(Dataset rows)
★ ★ ★ ★ ★
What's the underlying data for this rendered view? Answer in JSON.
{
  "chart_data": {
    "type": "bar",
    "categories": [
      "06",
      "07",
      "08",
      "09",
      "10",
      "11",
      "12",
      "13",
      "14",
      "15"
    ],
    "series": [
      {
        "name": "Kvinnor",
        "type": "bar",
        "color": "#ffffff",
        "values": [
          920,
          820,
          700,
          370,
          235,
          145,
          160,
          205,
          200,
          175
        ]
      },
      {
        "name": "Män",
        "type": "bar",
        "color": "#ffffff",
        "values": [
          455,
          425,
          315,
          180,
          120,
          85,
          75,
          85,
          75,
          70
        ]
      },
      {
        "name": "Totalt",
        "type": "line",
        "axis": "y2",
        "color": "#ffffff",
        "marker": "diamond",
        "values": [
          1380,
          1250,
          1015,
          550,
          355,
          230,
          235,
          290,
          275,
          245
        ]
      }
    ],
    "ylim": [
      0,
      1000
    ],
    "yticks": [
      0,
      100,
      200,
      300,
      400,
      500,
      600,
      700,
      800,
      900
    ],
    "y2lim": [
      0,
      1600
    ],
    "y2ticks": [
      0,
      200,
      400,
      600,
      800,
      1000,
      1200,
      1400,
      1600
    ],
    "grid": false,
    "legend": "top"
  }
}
★ ★ ★ ★ ★
GIVEN INSTRUCTION
Copy every line exactly. Leave nothing out.

FINISHED ANSWER
What's the underlying data for this rendered view? Answer in JSON.
{
  "chart_data": {
    "type": "bar",
    "categories": [
      "06",
      "07",
      "08",
      "09",
      "10",
      "11",
      "12",
      "13",
      "14",
      "15"
    ],
    "series": [
      {
        "name": "Kvinnor",
        "type": "bar",
        "color": "#ffffff",
        "values": [
          920,
          820,
          700,
          370,
          235,
          145,
          160,
          205,
          200,
          175
        ]
      },
      {
        "name": "Män",
        "type": "bar",
        "color": "#ffffff",
        "values": [
          455,
          425,
          315,
          180,
          120,
          85,
          75,
          85,
          75,
          70
        ]
      },
      {
        "name": "Totalt",
        "type": "line",
        "axis": "y2",
        "color": "#ffffff",
        "marker": "diamond",
        "values": [
          1380,
          1250,
          1015,
          550,
          355,
          230,
          235,
          290,
          275,
          245
        ]
      }
    ],
    "ylim": [
      0,
      1000
    ],
    "yticks": [
      0,
      100,
      200,
      300,
      400,
      500,
      600,
      700,
      800,
      900
    ],
    "y2lim": [
      0,
      1600
    ],
    "y2ticks": [
      0,
      200,
      400,
      600,
      800,
      1000,
      1200,
      1400,
      1600
    ],
    "grid": false,
    "legend": "top"
  }
}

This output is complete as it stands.